# start of Data

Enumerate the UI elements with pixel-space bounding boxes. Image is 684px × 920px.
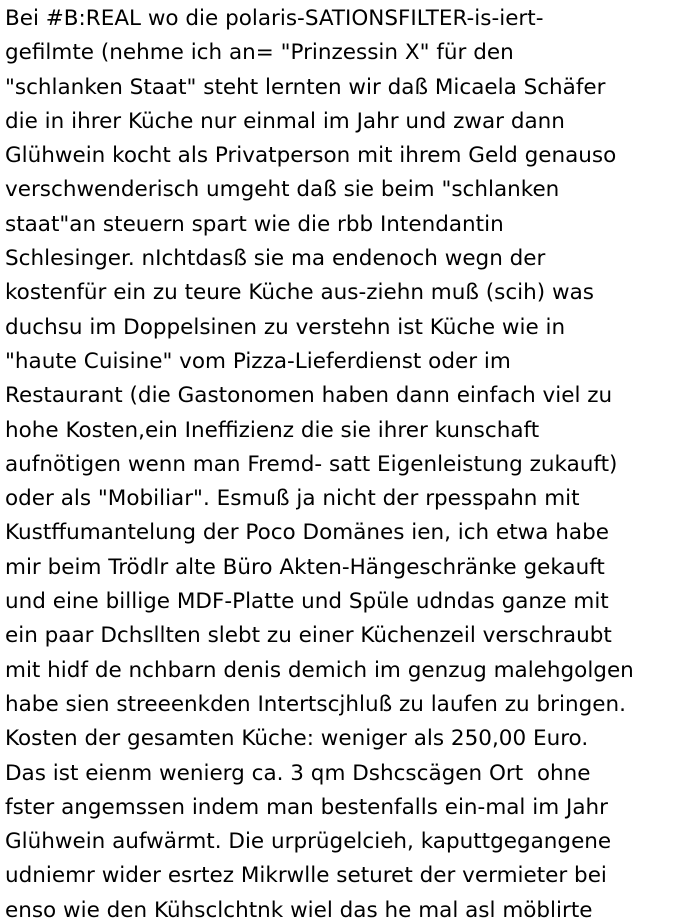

# end of Data
# start of Data

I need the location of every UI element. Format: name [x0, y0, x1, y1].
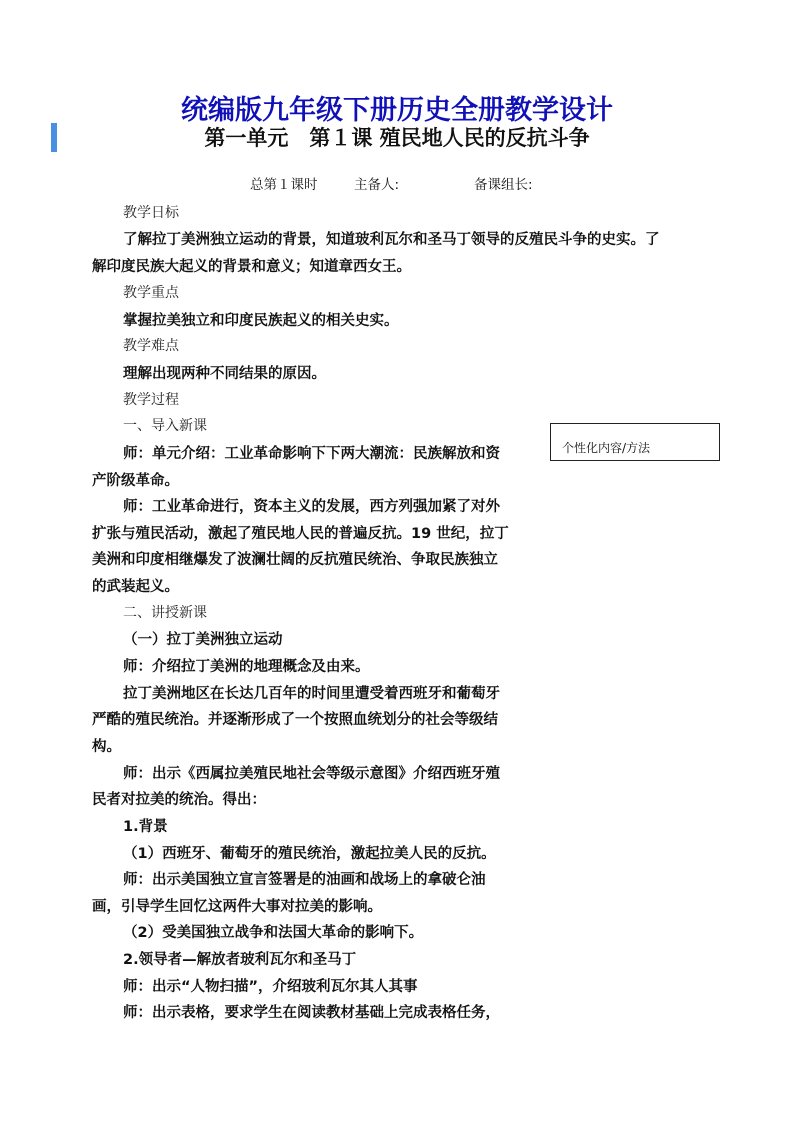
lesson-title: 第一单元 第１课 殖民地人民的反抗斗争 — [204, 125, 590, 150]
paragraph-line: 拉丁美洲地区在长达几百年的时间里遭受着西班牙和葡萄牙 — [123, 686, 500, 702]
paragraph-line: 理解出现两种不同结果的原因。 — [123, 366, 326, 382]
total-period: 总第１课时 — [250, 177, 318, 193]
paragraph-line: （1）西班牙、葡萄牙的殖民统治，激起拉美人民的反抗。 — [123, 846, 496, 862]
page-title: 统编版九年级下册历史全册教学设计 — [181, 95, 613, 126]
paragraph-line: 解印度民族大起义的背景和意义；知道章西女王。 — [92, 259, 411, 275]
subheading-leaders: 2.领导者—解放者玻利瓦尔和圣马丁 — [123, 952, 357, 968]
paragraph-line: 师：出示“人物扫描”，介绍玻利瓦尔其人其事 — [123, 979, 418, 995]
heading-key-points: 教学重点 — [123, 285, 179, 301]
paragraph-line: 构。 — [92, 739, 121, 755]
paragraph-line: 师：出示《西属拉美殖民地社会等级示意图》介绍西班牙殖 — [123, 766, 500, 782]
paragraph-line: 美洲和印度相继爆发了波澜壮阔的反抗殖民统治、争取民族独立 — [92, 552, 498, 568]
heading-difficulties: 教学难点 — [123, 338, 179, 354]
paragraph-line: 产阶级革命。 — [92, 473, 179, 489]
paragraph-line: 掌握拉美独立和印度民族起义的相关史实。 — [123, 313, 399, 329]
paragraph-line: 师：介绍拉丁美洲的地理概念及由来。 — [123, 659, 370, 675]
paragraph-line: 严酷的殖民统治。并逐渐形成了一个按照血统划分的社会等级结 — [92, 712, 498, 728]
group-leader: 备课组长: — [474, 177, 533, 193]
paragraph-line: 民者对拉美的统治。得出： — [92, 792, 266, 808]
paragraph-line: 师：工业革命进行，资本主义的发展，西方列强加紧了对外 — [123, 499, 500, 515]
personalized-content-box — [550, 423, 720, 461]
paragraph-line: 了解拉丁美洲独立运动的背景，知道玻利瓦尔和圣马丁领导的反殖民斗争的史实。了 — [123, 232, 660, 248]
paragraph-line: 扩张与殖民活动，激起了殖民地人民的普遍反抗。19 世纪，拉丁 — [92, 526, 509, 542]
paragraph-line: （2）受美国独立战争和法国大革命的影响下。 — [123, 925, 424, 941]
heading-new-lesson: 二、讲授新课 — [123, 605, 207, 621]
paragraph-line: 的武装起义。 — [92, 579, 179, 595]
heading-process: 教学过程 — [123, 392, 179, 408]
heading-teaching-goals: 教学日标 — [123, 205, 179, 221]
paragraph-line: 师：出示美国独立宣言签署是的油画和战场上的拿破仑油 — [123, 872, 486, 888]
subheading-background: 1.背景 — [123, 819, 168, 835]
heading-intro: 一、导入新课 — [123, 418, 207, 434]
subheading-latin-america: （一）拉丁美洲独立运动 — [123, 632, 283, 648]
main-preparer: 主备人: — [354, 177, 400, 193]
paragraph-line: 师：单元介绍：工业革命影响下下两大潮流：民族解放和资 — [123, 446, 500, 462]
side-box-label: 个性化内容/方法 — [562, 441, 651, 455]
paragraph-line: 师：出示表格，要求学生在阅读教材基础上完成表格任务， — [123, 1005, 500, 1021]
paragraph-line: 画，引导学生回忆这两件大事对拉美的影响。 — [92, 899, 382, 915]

# end of Data

Copy out everything in the records from the line containing "I need the location" down to the line containing "979, 418, 995]", without changing a character and keeping both of those lines. Leave out the picture placeholders.

I need the location of every UI element. Format: name [x0, y0, x1, y1].
lesson-title: 第一单元 第１课 殖民地人民的反抗斗争 — [204, 125, 590, 150]
paragraph-line: 拉丁美洲地区在长达几百年的时间里遭受着西班牙和葡萄牙 — [123, 686, 500, 702]
paragraph-line: 理解出现两种不同结果的原因。 — [123, 366, 326, 382]
total-period: 总第１课时 — [250, 177, 318, 193]
paragraph-line: （1）西班牙、葡萄牙的殖民统治，激起拉美人民的反抗。 — [123, 846, 496, 862]
page-title: 统编版九年级下册历史全册教学设计 — [181, 95, 613, 126]
paragraph-line: 解印度民族大起义的背景和意义；知道章西女王。 — [92, 259, 411, 275]
subheading-leaders: 2.领导者—解放者玻利瓦尔和圣马丁 — [123, 952, 357, 968]
paragraph-line: 师：出示“人物扫描”，介绍玻利瓦尔其人其事 — [123, 979, 418, 995]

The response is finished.